Entries taken from a collection:
------------

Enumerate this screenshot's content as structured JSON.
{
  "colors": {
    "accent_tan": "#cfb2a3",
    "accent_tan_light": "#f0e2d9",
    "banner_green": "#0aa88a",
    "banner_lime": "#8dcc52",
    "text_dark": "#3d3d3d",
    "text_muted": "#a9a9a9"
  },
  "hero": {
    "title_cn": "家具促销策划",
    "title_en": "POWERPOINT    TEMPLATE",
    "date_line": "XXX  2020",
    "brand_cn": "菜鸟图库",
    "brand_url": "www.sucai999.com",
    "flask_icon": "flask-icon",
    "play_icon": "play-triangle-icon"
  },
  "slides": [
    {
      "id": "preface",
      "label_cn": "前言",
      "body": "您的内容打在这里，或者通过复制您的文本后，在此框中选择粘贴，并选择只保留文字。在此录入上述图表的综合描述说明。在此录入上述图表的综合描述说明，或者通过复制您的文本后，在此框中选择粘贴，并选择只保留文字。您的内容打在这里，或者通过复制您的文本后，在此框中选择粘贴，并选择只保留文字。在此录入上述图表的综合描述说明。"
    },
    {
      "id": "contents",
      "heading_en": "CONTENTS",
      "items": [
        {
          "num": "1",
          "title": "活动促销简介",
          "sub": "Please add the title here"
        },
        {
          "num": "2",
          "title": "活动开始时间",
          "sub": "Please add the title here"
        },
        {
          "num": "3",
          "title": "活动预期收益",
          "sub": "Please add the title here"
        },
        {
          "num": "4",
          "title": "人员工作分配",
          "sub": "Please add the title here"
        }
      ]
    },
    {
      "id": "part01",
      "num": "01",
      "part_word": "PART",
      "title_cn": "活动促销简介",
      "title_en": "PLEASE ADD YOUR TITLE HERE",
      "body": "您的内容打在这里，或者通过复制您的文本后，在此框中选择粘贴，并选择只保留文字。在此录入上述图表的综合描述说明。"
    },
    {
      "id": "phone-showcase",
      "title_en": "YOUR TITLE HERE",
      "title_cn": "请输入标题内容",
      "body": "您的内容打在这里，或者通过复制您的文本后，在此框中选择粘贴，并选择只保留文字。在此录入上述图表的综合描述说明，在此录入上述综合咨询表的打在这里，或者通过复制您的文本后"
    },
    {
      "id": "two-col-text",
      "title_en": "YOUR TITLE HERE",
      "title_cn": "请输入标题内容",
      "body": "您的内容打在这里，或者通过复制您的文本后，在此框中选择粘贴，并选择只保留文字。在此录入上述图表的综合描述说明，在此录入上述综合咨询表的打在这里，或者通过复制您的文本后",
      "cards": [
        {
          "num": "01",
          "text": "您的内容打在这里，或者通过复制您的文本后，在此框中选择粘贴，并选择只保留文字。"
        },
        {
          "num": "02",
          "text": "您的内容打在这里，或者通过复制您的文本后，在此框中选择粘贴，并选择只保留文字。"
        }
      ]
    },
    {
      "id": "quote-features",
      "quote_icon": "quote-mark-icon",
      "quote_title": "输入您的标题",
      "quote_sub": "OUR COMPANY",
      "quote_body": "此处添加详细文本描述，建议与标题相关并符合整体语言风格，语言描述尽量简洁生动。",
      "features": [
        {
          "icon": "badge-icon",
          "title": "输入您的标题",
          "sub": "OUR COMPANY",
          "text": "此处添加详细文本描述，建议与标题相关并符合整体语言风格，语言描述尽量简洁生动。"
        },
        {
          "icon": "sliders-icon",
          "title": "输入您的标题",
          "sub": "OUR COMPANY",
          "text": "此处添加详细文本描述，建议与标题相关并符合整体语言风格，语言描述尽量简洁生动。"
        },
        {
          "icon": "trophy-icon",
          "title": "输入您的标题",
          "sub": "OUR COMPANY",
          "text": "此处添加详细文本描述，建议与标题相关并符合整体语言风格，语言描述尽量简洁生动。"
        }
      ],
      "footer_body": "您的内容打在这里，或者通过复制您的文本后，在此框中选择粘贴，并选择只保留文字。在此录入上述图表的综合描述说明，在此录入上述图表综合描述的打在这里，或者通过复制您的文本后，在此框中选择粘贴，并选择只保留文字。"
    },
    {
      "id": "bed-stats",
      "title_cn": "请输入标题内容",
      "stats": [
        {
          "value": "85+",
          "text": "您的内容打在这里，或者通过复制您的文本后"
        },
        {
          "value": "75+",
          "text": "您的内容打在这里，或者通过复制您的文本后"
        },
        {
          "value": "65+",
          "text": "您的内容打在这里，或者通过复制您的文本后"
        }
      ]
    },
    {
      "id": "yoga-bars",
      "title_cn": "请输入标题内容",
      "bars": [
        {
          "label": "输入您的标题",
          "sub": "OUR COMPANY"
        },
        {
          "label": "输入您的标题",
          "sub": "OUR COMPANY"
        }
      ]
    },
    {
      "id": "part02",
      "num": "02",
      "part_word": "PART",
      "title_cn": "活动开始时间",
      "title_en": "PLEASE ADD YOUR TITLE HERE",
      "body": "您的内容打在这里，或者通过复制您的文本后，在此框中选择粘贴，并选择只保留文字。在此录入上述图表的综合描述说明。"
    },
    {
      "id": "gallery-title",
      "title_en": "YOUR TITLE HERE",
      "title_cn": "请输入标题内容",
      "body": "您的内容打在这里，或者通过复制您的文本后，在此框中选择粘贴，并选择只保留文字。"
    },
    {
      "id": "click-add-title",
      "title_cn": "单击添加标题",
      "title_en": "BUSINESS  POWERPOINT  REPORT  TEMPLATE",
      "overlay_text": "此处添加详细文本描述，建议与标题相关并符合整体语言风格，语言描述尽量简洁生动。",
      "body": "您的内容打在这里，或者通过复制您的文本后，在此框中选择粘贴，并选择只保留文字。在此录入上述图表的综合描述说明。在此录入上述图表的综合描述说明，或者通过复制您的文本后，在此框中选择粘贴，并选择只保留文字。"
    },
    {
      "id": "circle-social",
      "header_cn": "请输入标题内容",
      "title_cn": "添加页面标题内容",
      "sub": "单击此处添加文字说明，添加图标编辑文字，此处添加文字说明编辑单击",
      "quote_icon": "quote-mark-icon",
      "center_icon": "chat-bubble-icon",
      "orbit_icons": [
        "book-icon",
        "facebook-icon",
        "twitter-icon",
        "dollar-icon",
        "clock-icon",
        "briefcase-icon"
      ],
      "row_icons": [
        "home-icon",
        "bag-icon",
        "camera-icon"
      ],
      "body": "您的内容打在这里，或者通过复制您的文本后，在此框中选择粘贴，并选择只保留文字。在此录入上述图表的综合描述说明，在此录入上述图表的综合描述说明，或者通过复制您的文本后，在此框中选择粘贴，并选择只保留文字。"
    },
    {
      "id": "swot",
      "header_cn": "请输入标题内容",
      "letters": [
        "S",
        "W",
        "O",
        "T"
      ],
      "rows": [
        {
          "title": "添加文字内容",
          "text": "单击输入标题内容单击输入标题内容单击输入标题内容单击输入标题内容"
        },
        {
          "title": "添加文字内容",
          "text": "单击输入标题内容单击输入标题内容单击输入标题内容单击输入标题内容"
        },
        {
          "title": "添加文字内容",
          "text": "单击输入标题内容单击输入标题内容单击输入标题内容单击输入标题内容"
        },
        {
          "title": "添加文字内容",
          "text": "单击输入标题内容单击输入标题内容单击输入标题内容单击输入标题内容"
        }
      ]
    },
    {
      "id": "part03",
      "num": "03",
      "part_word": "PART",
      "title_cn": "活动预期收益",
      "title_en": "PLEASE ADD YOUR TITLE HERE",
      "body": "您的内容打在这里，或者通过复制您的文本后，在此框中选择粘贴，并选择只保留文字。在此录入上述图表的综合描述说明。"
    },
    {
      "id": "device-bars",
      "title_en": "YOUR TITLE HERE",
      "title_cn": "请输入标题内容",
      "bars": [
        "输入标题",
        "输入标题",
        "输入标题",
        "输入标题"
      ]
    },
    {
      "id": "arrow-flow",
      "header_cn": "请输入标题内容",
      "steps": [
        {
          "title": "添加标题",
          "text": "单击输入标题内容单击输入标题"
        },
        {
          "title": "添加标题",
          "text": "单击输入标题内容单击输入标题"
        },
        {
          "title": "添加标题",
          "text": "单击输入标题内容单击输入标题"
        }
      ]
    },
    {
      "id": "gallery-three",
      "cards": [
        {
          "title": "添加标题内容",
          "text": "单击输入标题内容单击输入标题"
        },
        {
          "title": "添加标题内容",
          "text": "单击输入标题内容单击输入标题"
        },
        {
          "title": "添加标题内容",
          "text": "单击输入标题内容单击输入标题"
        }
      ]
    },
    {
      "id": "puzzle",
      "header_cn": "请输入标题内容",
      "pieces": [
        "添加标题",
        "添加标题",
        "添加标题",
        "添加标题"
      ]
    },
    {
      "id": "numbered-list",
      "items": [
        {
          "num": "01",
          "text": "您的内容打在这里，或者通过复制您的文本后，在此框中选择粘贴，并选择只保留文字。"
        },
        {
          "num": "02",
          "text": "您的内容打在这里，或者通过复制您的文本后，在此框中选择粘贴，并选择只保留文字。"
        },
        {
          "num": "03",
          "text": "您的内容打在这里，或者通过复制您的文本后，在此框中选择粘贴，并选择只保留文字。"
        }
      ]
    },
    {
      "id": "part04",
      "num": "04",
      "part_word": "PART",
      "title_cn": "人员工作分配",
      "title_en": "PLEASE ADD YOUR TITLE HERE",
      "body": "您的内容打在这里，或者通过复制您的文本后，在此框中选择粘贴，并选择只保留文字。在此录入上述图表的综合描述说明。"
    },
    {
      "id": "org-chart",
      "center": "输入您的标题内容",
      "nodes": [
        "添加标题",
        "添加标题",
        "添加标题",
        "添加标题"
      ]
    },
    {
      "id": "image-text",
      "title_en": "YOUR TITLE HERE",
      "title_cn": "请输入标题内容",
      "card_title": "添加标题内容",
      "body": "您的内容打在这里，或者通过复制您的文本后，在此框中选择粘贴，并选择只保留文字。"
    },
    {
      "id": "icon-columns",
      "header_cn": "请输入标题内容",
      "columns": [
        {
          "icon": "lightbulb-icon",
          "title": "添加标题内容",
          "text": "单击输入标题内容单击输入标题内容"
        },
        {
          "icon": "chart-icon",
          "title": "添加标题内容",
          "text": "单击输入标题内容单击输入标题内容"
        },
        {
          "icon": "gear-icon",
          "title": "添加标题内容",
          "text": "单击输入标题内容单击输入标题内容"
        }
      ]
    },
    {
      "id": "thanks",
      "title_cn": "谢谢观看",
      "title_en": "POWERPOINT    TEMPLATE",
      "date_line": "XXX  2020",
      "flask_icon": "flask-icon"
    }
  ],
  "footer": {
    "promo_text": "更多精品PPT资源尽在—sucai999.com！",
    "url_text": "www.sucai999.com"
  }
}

------------

**STATED PROBLEM**
Where a line contains "TEMPLATE", copy that line.

**RESULT**
    "title_en": "POWERPOINT    TEMPLATE",
      "title_en": "BUSINESS  POWERPOINT  REPORT  TEMPLATE",
      "title_en": "POWERPOINT    TEMPLATE",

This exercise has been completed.